-- Directions --
Identify the line with "What data populates this chart?"; copy word for word that line and every one after it, to the end of the listing. Exclude pictures.

(Items from a figure collection)
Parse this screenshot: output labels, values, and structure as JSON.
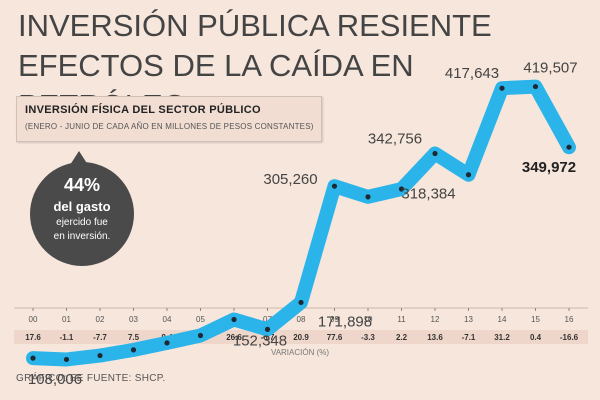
{
  "title_line1": "INVERSIÓN PÚBLICA RESIENTE",
  "title_line2": "EFECTOS DE LA CAÍDA EN PETRÓLEO",
  "box": {
    "heading": "INVERSIÓN FÍSICA DEL SECTOR PÚBLICO",
    "subheading": "(ENERO - JUNIO DE CADA AÑO EN MILLONES DE PESOS CONSTANTES)"
  },
  "bubble": {
    "percent": "44%",
    "line2": "del gasto",
    "line3": "ejercido fue",
    "line4": "en inversión."
  },
  "source": "GRÁFICO: EE  FUENTE: SHCP.",
  "colors": {
    "line": "#2ab4ea",
    "background": "#f6e6dc",
    "bubble": "#4a4a4a"
  },
  "chart_data": {
    "type": "line",
    "x": [
      "00",
      "01",
      "02",
      "03",
      "04",
      "05",
      "06",
      "07",
      "08",
      "09",
      "10",
      "11",
      "12",
      "13",
      "14",
      "15",
      "16"
    ],
    "values": [
      108006,
      106500,
      111000,
      117500,
      125500,
      134000,
      152348,
      141000,
      171898,
      305260,
      293000,
      302000,
      342756,
      318384,
      417643,
      419507,
      349972
    ],
    "variation": [
      "17.6",
      "-1.1",
      "-7.7",
      "7.5",
      "9.4",
      "3.8",
      "26.6",
      "-6.7",
      "20.9",
      "77.6",
      "-3.3",
      "2.2",
      "13.6",
      "-7.1",
      "31.2",
      "0.4",
      "-16.6"
    ],
    "labels": [
      {
        "index": 0,
        "text": "108,006"
      },
      {
        "index": 6,
        "text": "152,348"
      },
      {
        "index": 8,
        "text": "171,898"
      },
      {
        "index": 9,
        "text": "305,260"
      },
      {
        "index": 12,
        "text": "342,756"
      },
      {
        "index": 13,
        "text": "318,384"
      },
      {
        "index": 14,
        "text": "417,643"
      },
      {
        "index": 15,
        "text": "419,507"
      },
      {
        "index": 16,
        "text": "349,972",
        "bold": true
      }
    ],
    "variation_label": "VARIACIÓN (%)",
    "ylim": [
      60000,
      450000
    ]
  }
}
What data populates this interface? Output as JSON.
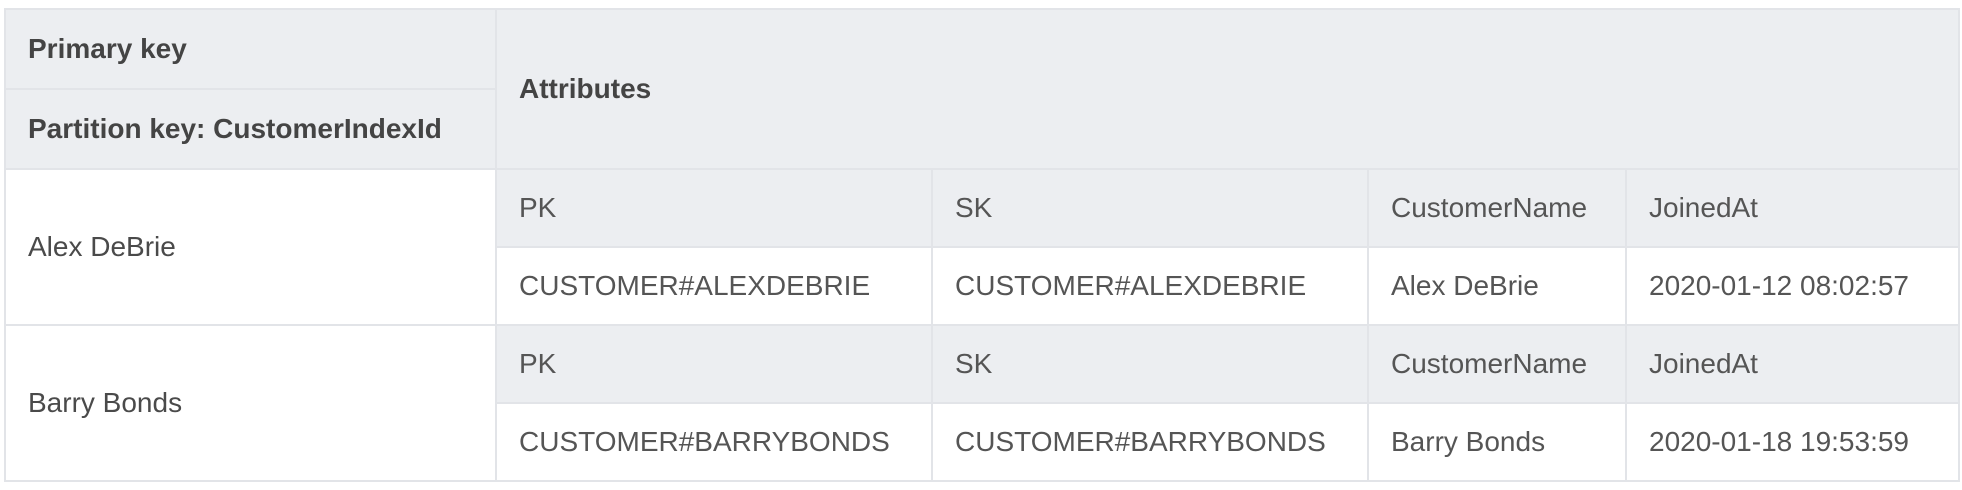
{
  "header": {
    "primary_key": "Primary key",
    "partition_key": "Partition key: CustomerIndexId",
    "attributes": "Attributes"
  },
  "items": [
    {
      "partition_value": "Alex DeBrie",
      "attribute_names": [
        "PK",
        "SK",
        "CustomerName",
        "JoinedAt"
      ],
      "attribute_values": [
        "CUSTOMER#ALEXDEBRIE",
        "CUSTOMER#ALEXDEBRIE",
        "Alex DeBrie",
        "2020-01-12 08:02:57"
      ]
    },
    {
      "partition_value": "Barry Bonds",
      "attribute_names": [
        "PK",
        "SK",
        "CustomerName",
        "JoinedAt"
      ],
      "attribute_values": [
        "CUSTOMER#BARRYBONDS",
        "CUSTOMER#BARRYBONDS",
        "Barry Bonds",
        "2020-01-18 19:53:59"
      ]
    }
  ],
  "colors": {
    "header_bg": "#eceef1",
    "border": "#e2e4e8",
    "text": "#4a4a4a"
  }
}
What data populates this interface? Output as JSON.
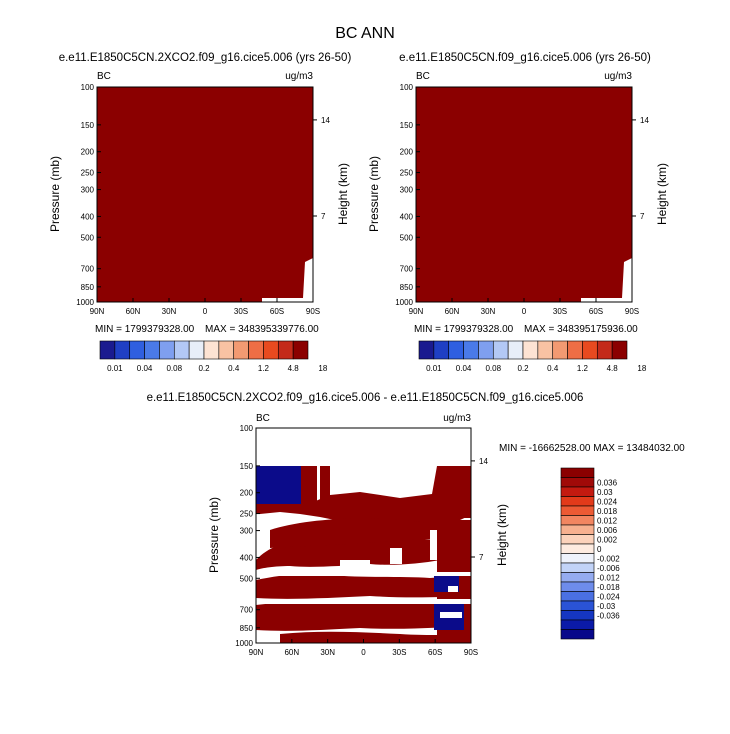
{
  "page_title": "BC ANN",
  "colorbar_colors_14": [
    "#1a1a8f",
    "#1f3fc4",
    "#2f5fe0",
    "#4a7ae8",
    "#7f9ff0",
    "#b3c8f5",
    "#e8eef8",
    "#fde3d3",
    "#f8c2a3",
    "#f29a72",
    "#ee6e45",
    "#e84a1f",
    "#c42a1a",
    "#8b0000"
  ],
  "colorbar_colors_18": [
    "#08088a",
    "#0b1aa8",
    "#1536c2",
    "#2a53d6",
    "#4a70e2",
    "#6e8ceb",
    "#95acf1",
    "#c2d3f7",
    "#eef2fb",
    "#fdebe0",
    "#fbd2bb",
    "#f7b08f",
    "#f28560",
    "#ec5a34",
    "#e23a1a",
    "#c41a10",
    "#a00a08",
    "#8b0000"
  ],
  "chart_data": [
    {
      "type": "heatmap",
      "title": "e.e11.E1850C5CN.2XCO2.f09_g16.cice5.006 (yrs 26-50)",
      "left_label": "BC",
      "units": "ug/m3",
      "ylabel": "Pressure (mb)",
      "y2label": "Height (km)",
      "x_ticks": [
        "90N",
        "60N",
        "30N",
        "0",
        "30S",
        "60S",
        "90S"
      ],
      "y_ticks": [
        "100",
        "150",
        "200",
        "250",
        "300",
        "400",
        "500",
        "700",
        "850",
        "1000"
      ],
      "y2_ticks": [
        "14",
        "7"
      ],
      "min_text": "MIN = 1799379328.00",
      "max_text": "MAX = 348395339776.00",
      "colorbar_labels": [
        "0.01",
        "0.04",
        "0.08",
        "0.2",
        "0.4",
        "1.2",
        "4.8",
        "18"
      ]
    },
    {
      "type": "heatmap",
      "title": "e.e11.E1850C5CN.f09_g16.cice5.006 (yrs 26-50)",
      "left_label": "BC",
      "units": "ug/m3",
      "ylabel": "Pressure (mb)",
      "y2label": "Height (km)",
      "x_ticks": [
        "90N",
        "60N",
        "30N",
        "0",
        "30S",
        "60S",
        "90S"
      ],
      "y_ticks": [
        "100",
        "150",
        "200",
        "250",
        "300",
        "400",
        "500",
        "700",
        "850",
        "1000"
      ],
      "y2_ticks": [
        "14",
        "7"
      ],
      "min_text": "MIN = 1799379328.00",
      "max_text": "MAX = 348395175936.00",
      "colorbar_labels": [
        "0.01",
        "0.04",
        "0.08",
        "0.2",
        "0.4",
        "1.2",
        "4.8",
        "18"
      ]
    },
    {
      "type": "heatmap",
      "title": "e.e11.E1850C5CN.2XCO2.f09_g16.cice5.006 - e.e11.E1850C5CN.f09_g16.cice5.006",
      "left_label": "BC",
      "units": "ug/m3",
      "ylabel": "Pressure (mb)",
      "y2label": "Height (km)",
      "x_ticks": [
        "90N",
        "60N",
        "30N",
        "0",
        "30S",
        "60S",
        "90S"
      ],
      "y_ticks": [
        "100",
        "150",
        "200",
        "250",
        "300",
        "400",
        "500",
        "700",
        "850",
        "1000"
      ],
      "y2_ticks": [
        "14",
        "7"
      ],
      "minmax_text": "MIN = -16662528.00  MAX = 13484032.00",
      "colorbar_labels": [
        "0.036",
        "0.03",
        "0.024",
        "0.018",
        "0.012",
        "0.006",
        "0.002",
        "0",
        "-0.002",
        "-0.006",
        "-0.012",
        "-0.018",
        "-0.024",
        "-0.03",
        "-0.036"
      ]
    }
  ]
}
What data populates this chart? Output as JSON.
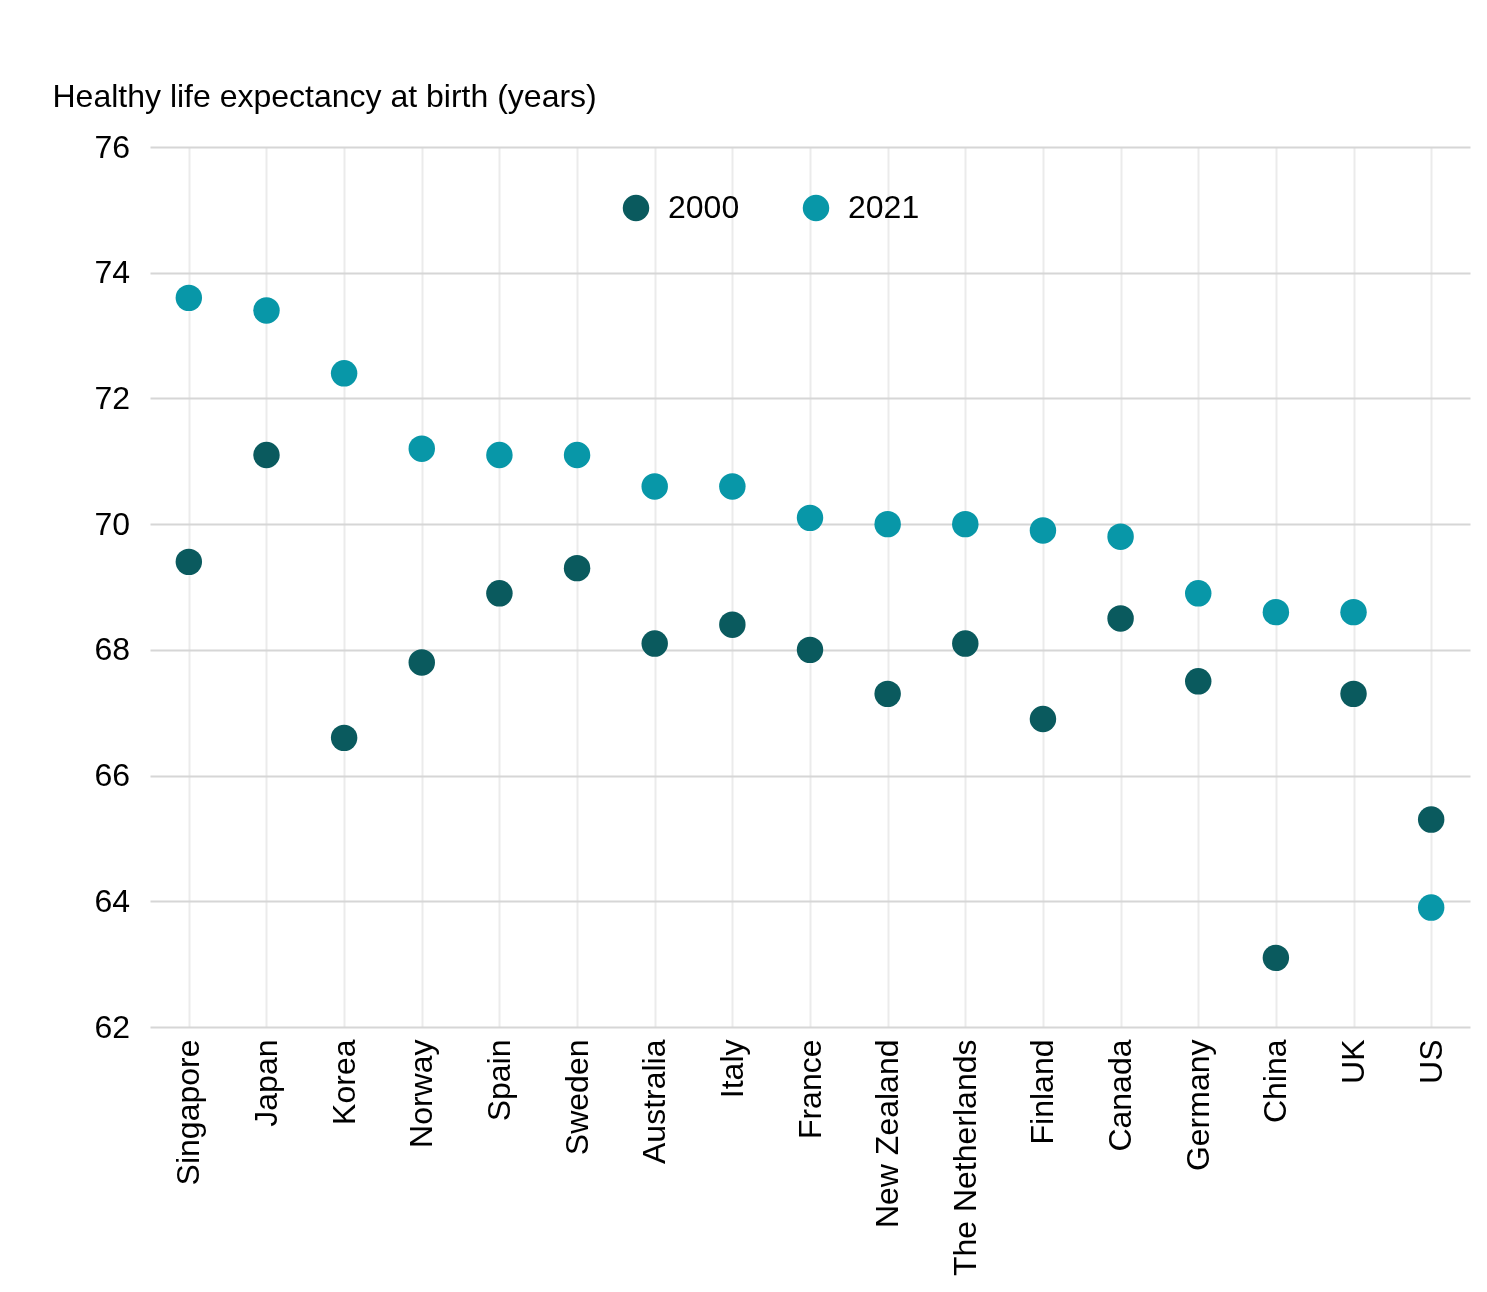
{
  "chart_data": {
    "type": "scatter",
    "ylabel": "Healthy life expectancy at birth (years)",
    "categories": [
      "Singapore",
      "Japan",
      "Korea",
      "Norway",
      "Spain",
      "Sweden",
      "Australia",
      "Italy",
      "France",
      "New Zealand",
      "The Netherlands",
      "Finland",
      "Canada",
      "Germany",
      "China",
      "UK",
      "US"
    ],
    "series": [
      {
        "name": "2000",
        "color": "#0a5a5e",
        "values": [
          69.4,
          71.1,
          66.6,
          67.8,
          68.9,
          69.3,
          68.1,
          68.4,
          68.0,
          67.3,
          68.1,
          66.9,
          68.5,
          67.5,
          63.1,
          67.3,
          65.3
        ]
      },
      {
        "name": "2021",
        "color": "#0897a8",
        "values": [
          73.6,
          73.4,
          72.4,
          71.2,
          71.1,
          71.1,
          70.6,
          70.6,
          70.1,
          70.0,
          70.0,
          69.9,
          69.8,
          68.9,
          68.6,
          68.6,
          63.9
        ]
      }
    ],
    "ylim": [
      62,
      76
    ],
    "yticks": [
      62,
      64,
      66,
      68,
      70,
      72,
      74,
      76
    ],
    "grid": true,
    "legend": "top",
    "marker": "circle"
  }
}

-- The response --
What data populates this chart? Output as JSON.
{
  "chart_data": {
    "type": "scatter",
    "ylabel": "Healthy life expectancy at birth (years)",
    "categories": [
      "Singapore",
      "Japan",
      "Korea",
      "Norway",
      "Spain",
      "Sweden",
      "Australia",
      "Italy",
      "France",
      "New Zealand",
      "The Netherlands",
      "Finland",
      "Canada",
      "Germany",
      "China",
      "UK",
      "US"
    ],
    "series": [
      {
        "name": "2000",
        "color": "#0a5a5e",
        "values": [
          69.4,
          71.1,
          66.6,
          67.8,
          68.9,
          69.3,
          68.1,
          68.4,
          68.0,
          67.3,
          68.1,
          66.9,
          68.5,
          67.5,
          63.1,
          67.3,
          65.3
        ]
      },
      {
        "name": "2021",
        "color": "#0897a8",
        "values": [
          73.6,
          73.4,
          72.4,
          71.2,
          71.1,
          71.1,
          70.6,
          70.6,
          70.1,
          70.0,
          70.0,
          69.9,
          69.8,
          68.9,
          68.6,
          68.6,
          63.9
        ]
      }
    ],
    "ylim": [
      62,
      76
    ],
    "yticks": [
      62,
      64,
      66,
      68,
      70,
      72,
      74,
      76
    ],
    "grid": true,
    "legend": "top",
    "marker": "circle"
  }
}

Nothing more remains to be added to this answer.